--- START OF Records supplied ---
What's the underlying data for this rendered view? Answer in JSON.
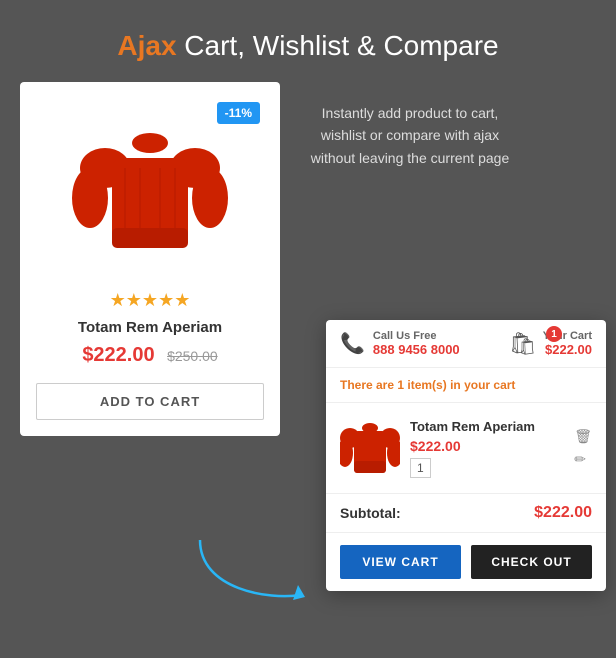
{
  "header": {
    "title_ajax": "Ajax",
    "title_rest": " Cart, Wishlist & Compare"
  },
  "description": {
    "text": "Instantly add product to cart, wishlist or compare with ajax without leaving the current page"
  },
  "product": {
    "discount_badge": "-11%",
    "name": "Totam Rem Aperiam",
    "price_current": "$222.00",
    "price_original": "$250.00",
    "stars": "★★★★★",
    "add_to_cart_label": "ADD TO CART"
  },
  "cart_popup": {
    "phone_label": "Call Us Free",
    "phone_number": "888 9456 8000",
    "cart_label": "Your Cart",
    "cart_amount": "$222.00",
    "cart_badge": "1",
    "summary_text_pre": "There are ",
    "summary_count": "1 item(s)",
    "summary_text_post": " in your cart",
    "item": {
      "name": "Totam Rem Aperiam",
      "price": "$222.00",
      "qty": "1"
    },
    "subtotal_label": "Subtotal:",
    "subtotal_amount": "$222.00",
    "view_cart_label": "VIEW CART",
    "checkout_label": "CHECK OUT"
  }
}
--- END OF Records supplied ---
Quote the material word for word, dropping any images it holds.

What's the underlying data for this rendered view? Answer in JSON.
{
  "header": {
    "title_ajax": "Ajax",
    "title_rest": " Cart, Wishlist & Compare"
  },
  "description": {
    "text": "Instantly add product to cart, wishlist or compare with ajax without leaving the current page"
  },
  "product": {
    "discount_badge": "-11%",
    "name": "Totam Rem Aperiam",
    "price_current": "$222.00",
    "price_original": "$250.00",
    "stars": "★★★★★",
    "add_to_cart_label": "ADD TO CART"
  },
  "cart_popup": {
    "phone_label": "Call Us Free",
    "phone_number": "888 9456 8000",
    "cart_label": "Your Cart",
    "cart_amount": "$222.00",
    "cart_badge": "1",
    "summary_text_pre": "There are ",
    "summary_count": "1 item(s)",
    "summary_text_post": " in your cart",
    "item": {
      "name": "Totam Rem Aperiam",
      "price": "$222.00",
      "qty": "1"
    },
    "subtotal_label": "Subtotal:",
    "subtotal_amount": "$222.00",
    "view_cart_label": "VIEW CART",
    "checkout_label": "CHECK OUT"
  }
}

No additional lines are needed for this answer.